======== VORLIEGENDER TEXT ========

Verbände

Demeter will sein Profil schärfen

Demeter
Ulrich Graf
Ulrich Graf
am Mittwoch, 24.04.2019 - 13:29

Die Delegierten des Demeter-Verbandes haben auf ihrer Versammlung in Oberursel einige Grundsätze beschlossen.

Neben dem Beschluss, spätestens ab 2022 alles frische Obst und Gemüse nicht mehr oder nur noch plastikfrei zu verpacken, haben die Delegierten für Erzeugung und Vertrieb in folgenden Punkten mehr Klarheit geschaffen:

  • Neben den landwirtschaftlichen Betrieben müssen in Zukunft auch Gärtnereien ab einer Größe von zunächst 40 ha und in zehn Jahren ab 10 ha Raufutterfresser im Betrieb halten, denn im Ideal des Hoforganismus wirken Mensch, Pflanze, Tier und Boden zusammen. Mist bzw. Mistkompost gelten in der biodynamischen Landwirtschaft als wichtige Basis für die Bodenfruchtbarkeit.
  • Bisher werden im biodynamischen Landbau auch stickstoffhaltige Naturdünger wie Hornspäne aus konventionellen Herkünften verwendet, da sie aus rein biologischer Landwirtschaft nur begrenzt verfügbar sind. Hier sollen neue Wege gesucht werden – ab 2030 dürfen bei Demeter nur noch stickstoffhaltige organische Handelsdünger aus ökologischen Herkünften verwendet werden (mineralische Stickstoffdünger sind im Ökolandbau ohnehin ausgeschlossen).
  • In der Schweinemast sollen zunehmend Demeter-Ferkel verwendet werden. Daher müssen Betriebe, die andere Bio-zertifizierte Ferkel zukaufen, ab 2020 eine Lenkungsabgabe entrichten.
  • Biogasanlagen auf Demeter-Betrieben dürfen bisher bis zu 30% Gras/Kleegras und Grünschnitt auch aus konventioneller Herkunft verwenden – ab 1.6.2019 dürfen nur noch Neuanlagen zugelassen werden, die zu 100% mit Biosubstrat beschickt werden.
  • Um sicherzustellen, dass Demeter-Produkte nur in solchen Geschäften vertrieben werden dürfen, die sich im Biobereich ausreichend engagieren, wurde die Mindestschwelle für das Biosortiment, das ein Händler vorhalten muss, um Demeter-Produkte listen zu dürfen, auf 1200 Bioprodukte angehoben.
  • Weiterhin wurde sichergestellt, dass die Mindest-Sortimentsgröße auch dann gilt, wenn ein landwirtschaftlicher Betrieb an einen Filialisten oder Großhändler liefert.

======== DATENAUSZÜGE ========

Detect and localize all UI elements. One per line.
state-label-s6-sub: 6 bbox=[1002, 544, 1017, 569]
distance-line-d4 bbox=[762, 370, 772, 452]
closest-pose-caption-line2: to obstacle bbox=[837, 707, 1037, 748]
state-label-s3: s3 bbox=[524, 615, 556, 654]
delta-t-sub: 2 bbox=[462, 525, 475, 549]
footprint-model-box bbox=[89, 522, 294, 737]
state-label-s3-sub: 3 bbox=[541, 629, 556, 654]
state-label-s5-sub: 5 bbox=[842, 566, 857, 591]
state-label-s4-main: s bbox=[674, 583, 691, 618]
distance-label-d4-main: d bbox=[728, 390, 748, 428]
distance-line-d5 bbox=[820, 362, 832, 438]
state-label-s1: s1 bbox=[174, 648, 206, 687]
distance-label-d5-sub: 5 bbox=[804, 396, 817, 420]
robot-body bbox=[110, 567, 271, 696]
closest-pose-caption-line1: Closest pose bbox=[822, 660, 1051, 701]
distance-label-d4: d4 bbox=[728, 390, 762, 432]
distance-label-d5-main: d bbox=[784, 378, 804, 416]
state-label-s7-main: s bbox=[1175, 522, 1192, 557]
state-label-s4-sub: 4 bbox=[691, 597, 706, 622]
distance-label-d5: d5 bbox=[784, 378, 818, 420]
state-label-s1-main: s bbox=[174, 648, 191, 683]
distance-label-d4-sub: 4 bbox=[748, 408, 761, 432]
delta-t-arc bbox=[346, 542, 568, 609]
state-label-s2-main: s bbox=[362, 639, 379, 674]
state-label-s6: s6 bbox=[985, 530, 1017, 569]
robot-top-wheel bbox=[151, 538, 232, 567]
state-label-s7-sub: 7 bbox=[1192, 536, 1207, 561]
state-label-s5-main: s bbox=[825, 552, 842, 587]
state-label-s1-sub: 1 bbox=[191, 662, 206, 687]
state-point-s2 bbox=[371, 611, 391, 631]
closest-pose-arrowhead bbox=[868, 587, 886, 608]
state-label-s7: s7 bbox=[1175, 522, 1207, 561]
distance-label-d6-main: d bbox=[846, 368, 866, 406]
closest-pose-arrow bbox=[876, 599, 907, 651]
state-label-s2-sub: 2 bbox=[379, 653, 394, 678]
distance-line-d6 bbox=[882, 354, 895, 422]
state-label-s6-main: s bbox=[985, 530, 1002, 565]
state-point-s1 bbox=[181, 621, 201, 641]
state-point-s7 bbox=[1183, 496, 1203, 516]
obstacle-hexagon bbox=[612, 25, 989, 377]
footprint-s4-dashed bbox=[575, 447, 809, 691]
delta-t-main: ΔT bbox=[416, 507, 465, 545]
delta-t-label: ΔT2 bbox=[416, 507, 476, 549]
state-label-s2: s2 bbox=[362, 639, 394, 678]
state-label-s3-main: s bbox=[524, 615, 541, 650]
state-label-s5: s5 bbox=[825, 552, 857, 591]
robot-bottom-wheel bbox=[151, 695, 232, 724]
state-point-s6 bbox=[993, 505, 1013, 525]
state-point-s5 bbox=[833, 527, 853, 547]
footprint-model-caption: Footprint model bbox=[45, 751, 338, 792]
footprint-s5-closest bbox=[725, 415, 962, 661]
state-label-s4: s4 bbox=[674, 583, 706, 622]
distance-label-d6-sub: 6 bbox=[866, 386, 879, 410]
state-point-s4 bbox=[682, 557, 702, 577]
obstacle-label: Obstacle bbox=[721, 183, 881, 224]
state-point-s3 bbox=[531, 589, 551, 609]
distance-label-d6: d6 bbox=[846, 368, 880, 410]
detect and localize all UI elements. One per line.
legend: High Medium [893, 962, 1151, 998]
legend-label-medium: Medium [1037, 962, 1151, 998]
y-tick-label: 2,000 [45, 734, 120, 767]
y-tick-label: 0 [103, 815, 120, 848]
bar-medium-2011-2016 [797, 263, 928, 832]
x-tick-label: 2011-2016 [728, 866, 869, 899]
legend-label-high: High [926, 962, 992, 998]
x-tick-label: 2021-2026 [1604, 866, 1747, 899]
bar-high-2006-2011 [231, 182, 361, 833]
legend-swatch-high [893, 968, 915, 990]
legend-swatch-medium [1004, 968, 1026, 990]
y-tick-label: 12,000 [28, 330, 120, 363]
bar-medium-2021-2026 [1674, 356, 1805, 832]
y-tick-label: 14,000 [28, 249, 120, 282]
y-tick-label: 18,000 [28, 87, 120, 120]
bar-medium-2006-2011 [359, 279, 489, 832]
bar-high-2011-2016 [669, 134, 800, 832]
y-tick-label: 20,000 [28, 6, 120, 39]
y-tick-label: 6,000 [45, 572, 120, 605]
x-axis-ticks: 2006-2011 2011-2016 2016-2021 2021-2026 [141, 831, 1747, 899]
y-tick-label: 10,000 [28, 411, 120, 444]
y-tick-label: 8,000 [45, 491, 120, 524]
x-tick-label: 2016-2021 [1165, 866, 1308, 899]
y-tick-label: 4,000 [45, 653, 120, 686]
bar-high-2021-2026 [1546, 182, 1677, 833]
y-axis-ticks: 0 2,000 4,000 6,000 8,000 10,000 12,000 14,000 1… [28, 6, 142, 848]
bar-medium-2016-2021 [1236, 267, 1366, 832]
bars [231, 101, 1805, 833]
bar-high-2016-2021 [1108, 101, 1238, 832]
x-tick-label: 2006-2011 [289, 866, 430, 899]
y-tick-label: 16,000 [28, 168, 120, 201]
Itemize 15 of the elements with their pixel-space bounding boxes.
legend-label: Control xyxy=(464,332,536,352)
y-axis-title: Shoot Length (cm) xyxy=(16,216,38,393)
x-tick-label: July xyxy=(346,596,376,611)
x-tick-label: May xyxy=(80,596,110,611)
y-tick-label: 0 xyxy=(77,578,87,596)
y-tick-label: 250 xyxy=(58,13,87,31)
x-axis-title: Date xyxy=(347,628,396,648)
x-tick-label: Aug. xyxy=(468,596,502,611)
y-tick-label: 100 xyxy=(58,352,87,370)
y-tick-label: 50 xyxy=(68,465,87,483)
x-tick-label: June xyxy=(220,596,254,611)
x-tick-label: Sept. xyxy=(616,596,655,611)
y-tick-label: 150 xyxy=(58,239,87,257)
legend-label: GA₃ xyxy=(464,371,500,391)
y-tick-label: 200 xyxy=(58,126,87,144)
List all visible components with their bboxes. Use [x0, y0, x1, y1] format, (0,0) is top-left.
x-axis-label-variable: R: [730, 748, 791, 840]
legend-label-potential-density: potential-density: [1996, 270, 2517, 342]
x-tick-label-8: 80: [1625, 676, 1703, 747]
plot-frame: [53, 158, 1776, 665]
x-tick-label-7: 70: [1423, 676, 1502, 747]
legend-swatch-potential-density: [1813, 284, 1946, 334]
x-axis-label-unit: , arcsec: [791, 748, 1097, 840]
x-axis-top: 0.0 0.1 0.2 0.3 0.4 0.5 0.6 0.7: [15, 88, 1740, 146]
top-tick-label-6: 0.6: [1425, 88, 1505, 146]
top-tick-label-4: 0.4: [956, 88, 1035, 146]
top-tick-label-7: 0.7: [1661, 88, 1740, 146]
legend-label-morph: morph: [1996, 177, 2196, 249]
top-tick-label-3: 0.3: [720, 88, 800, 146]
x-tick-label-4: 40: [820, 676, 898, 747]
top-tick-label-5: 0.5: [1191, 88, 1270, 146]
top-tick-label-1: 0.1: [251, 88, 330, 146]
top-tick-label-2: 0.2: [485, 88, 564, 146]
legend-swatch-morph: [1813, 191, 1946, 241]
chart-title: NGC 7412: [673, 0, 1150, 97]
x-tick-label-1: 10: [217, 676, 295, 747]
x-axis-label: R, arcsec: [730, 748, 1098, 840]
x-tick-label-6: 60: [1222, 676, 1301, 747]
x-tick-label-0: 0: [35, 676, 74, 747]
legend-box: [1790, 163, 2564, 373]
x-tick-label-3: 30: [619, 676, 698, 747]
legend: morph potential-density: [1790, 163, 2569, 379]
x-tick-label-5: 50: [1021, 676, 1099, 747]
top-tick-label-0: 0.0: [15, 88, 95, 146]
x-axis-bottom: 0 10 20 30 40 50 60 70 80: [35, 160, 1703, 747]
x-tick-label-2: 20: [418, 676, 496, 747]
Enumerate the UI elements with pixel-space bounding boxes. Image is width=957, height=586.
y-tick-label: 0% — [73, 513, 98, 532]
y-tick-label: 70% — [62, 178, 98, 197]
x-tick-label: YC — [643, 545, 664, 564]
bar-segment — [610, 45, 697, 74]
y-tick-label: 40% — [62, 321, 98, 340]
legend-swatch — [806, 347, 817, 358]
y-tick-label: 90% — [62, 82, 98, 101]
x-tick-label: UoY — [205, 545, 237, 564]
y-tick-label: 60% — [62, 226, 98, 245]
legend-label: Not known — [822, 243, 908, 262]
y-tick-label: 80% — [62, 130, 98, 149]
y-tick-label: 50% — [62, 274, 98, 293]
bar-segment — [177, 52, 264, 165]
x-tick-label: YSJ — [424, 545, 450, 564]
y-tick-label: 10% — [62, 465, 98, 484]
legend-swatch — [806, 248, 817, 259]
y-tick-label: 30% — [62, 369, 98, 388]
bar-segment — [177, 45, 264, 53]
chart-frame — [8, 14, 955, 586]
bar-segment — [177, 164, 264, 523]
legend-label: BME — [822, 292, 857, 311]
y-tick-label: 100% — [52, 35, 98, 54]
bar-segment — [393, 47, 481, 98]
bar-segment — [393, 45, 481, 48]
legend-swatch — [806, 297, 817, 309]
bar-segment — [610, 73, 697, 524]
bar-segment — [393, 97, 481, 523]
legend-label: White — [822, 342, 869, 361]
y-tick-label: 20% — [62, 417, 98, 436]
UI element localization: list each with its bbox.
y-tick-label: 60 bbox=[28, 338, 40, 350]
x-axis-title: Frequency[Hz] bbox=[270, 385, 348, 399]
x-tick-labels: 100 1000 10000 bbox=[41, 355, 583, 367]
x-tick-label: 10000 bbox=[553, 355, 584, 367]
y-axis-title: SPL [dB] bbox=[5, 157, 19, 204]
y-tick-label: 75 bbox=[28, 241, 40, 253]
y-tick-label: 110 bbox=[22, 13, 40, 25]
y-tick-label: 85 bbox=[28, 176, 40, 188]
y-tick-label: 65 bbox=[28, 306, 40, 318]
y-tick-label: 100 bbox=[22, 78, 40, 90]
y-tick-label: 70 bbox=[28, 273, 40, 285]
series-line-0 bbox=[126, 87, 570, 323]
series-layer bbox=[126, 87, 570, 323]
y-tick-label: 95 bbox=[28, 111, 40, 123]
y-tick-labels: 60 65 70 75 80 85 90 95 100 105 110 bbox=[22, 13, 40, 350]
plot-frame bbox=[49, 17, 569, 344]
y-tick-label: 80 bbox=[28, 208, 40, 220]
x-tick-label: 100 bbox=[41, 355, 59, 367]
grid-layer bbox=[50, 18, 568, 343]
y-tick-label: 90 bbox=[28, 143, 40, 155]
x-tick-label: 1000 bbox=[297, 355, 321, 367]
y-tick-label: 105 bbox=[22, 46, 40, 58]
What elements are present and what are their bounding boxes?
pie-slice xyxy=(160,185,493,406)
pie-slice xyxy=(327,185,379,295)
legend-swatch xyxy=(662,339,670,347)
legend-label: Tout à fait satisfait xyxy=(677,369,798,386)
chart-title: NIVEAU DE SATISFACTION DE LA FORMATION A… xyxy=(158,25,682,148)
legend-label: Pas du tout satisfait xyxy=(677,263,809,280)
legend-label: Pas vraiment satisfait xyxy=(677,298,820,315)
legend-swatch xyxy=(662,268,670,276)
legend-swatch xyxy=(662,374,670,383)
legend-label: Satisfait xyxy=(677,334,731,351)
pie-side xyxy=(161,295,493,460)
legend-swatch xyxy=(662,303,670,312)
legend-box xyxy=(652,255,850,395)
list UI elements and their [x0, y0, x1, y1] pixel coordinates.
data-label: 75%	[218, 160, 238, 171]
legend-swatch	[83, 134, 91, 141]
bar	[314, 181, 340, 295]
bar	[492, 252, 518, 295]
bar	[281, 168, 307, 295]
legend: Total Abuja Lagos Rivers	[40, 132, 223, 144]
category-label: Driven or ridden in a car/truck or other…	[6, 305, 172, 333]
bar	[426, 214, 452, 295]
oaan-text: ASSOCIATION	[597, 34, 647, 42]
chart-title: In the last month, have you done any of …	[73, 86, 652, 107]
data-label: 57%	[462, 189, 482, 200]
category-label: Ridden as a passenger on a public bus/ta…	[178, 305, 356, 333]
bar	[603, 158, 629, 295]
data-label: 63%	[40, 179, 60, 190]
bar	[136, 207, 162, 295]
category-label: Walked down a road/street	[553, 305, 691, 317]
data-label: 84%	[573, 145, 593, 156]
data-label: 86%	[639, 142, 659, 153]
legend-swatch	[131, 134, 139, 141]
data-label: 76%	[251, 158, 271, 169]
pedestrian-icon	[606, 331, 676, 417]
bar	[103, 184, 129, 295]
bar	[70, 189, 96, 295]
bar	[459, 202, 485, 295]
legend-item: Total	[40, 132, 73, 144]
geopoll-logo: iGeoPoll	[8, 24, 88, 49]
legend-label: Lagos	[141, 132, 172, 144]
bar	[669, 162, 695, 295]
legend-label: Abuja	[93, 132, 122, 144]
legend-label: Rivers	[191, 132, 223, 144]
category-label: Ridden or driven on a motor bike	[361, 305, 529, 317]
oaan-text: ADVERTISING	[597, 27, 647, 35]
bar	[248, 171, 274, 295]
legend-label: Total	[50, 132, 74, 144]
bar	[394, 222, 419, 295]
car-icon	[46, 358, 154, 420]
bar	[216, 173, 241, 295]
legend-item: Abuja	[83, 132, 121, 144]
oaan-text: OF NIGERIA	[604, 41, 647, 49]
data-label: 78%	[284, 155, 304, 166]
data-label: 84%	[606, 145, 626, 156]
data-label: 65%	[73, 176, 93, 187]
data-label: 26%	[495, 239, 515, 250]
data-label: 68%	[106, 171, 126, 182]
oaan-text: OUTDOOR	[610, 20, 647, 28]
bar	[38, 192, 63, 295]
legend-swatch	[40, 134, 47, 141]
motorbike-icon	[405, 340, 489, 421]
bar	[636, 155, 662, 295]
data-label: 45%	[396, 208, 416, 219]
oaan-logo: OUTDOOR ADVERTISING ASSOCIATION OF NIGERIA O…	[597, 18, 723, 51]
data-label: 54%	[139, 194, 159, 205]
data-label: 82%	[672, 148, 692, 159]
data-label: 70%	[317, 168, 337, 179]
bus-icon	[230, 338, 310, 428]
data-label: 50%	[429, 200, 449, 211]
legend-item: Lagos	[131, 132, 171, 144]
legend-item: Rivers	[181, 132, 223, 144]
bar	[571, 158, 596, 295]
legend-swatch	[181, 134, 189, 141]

========

▶ _ZU LÖSENDE AUFGABEN_:
a – Übersetze den Satz „In der Schweinemast sollen zunehmend Demeter-Ferkel verwendet werden.“ aus dem Text über die Demeter-Beschlüsse ins Englische.
b – Nenne alle Jahreszahlen und Daten, die der Text über die Demeter-Beschlüsse als Beginn einer neuen Regel angibt, jeweils mit der zugehörigen Regel.

▶ _ANTWORTEN DER REIHE_:
a – In pig fattening, Demeter piglets are to be used increasingly.

b –
- 2022: Frisches Obst und Gemüse wird nicht mehr oder nur noch plastikfrei verpackt.
- 2030: Es dürfen nur noch stickstoffhaltige organische Handelsdünger aus ökologischen Herkünften verwendet werden.
- 2020: Betriebe, die andere Bio-zertifizierte Ferkel zukaufen, müssen eine Lenkungsabgabe entrichten.
- 1.6.2019: Es dürfen nur noch neue Biogasanlagen zugelassen werden, die zu 100 % mit Biosubstrat beschickt werden.